Copy all of the records below verbatim.

• • • • • • •

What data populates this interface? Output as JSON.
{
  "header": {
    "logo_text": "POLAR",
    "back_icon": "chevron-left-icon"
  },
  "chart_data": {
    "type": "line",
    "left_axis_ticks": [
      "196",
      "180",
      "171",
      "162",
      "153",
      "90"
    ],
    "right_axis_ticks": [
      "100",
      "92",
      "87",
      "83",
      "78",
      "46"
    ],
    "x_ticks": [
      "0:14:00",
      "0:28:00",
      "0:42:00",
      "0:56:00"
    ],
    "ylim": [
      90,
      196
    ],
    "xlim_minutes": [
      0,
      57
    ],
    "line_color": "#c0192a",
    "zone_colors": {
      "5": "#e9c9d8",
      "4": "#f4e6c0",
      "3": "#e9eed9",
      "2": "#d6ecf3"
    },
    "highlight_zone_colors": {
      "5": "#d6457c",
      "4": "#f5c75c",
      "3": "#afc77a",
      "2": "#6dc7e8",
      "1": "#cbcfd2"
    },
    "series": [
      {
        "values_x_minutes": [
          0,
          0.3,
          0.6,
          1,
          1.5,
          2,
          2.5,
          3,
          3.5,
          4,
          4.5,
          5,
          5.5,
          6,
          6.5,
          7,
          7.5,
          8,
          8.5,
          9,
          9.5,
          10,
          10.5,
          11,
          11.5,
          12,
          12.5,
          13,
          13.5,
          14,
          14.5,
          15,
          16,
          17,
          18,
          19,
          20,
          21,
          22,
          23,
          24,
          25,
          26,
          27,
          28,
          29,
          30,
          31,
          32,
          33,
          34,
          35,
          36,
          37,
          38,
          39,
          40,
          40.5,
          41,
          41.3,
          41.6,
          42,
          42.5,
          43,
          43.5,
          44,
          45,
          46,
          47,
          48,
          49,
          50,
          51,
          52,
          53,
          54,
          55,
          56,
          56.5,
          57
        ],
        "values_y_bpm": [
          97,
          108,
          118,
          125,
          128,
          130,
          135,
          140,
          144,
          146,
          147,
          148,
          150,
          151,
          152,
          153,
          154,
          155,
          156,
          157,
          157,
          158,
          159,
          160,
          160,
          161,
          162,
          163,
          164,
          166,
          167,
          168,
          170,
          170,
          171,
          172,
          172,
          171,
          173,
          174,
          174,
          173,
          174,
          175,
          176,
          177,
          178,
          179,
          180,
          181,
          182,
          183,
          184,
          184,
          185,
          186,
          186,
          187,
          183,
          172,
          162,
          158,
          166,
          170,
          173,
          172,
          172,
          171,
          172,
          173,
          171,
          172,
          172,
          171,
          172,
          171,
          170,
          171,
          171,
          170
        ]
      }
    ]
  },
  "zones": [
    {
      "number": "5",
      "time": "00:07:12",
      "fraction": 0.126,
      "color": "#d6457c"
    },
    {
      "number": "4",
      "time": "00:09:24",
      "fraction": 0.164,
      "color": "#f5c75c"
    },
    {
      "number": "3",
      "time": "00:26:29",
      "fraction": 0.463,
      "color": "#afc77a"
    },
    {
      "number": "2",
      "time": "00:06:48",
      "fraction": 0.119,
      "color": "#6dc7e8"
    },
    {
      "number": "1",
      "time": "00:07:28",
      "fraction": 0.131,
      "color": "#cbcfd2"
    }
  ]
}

• • • • • • •

EXERCISE OUTPUT:
What data populates this interface? Output as JSON.
{
  "header": {
    "logo_text": "POLAR",
    "back_icon": "chevron-left-icon"
  },
  "chart_data": {
    "type": "line",
    "left_axis_ticks": [
      "196",
      "180",
      "171",
      "162",
      "153",
      "90"
    ],
    "right_axis_ticks": [
      "100",
      "92",
      "87",
      "83",
      "78",
      "46"
    ],
    "x_ticks": [
      "0:14:00",
      "0:28:00",
      "0:42:00",
      "0:56:00"
    ],
    "ylim": [
      90,
      196
    ],
    "xlim_minutes": [
      0,
      57
    ],
    "line_color": "#c0192a",
    "zone_colors": {
      "5": "#e9c9d8",
      "4": "#f4e6c0",
      "3": "#e9eed9",
      "2": "#d6ecf3"
    },
    "highlight_zone_colors": {
      "5": "#d6457c",
      "4": "#f5c75c",
      "3": "#afc77a",
      "2": "#6dc7e8",
      "1": "#cbcfd2"
    },
    "series": [
      {
        "values_x_minutes": [
          0,
          0.3,
          0.6,
          1,
          1.5,
          2,
          2.5,
          3,
          3.5,
          4,
          4.5,
          5,
          5.5,
          6,
          6.5,
          7,
          7.5,
          8,
          8.5,
          9,
          9.5,
          10,
          10.5,
          11,
          11.5,
          12,
          12.5,
          13,
          13.5,
          14,
          14.5,
          15,
          16,
          17,
          18,
          19,
          20,
          21,
          22,
          23,
          24,
          25,
          26,
          27,
          28,
          29,
          30,
          31,
          32,
          33,
          34,
          35,
          36,
          37,
          38,
          39,
          40,
          40.5,
          41,
          41.3,
          41.6,
          42,
          42.5,
          43,
          43.5,
          44,
          45,
          46,
          47,
          48,
          49,
          50,
          51,
          52,
          53,
          54,
          55,
          56,
          56.5,
          57
        ],
        "values_y_bpm": [
          97,
          108,
          118,
          125,
          128,
          130,
          135,
          140,
          144,
          146,
          147,
          148,
          150,
          151,
          152,
          153,
          154,
          155,
          156,
          157,
          157,
          158,
          159,
          160,
          160,
          161,
          162,
          163,
          164,
          166,
          167,
          168,
          170,
          170,
          171,
          172,
          172,
          171,
          173,
          174,
          174,
          173,
          174,
          175,
          176,
          177,
          178,
          179,
          180,
          181,
          182,
          183,
          184,
          184,
          185,
          186,
          186,
          187,
          183,
          172,
          162,
          158,
          166,
          170,
          173,
          172,
          172,
          171,
          172,
          173,
          171,
          172,
          172,
          171,
          172,
          171,
          170,
          171,
          171,
          170
        ]
      }
    ]
  },
  "zones": [
    {
      "number": "5",
      "time": "00:07:12",
      "fraction": 0.126,
      "color": "#d6457c"
    },
    {
      "number": "4",
      "time": "00:09:24",
      "fraction": 0.164,
      "color": "#f5c75c"
    },
    {
      "number": "3",
      "time": "00:26:29",
      "fraction": 0.463,
      "color": "#afc77a"
    },
    {
      "number": "2",
      "time": "00:06:48",
      "fraction": 0.119,
      "color": "#6dc7e8"
    },
    {
      "number": "1",
      "time": "00:07:28",
      "fraction": 0.131,
      "color": "#cbcfd2"
    }
  ]
}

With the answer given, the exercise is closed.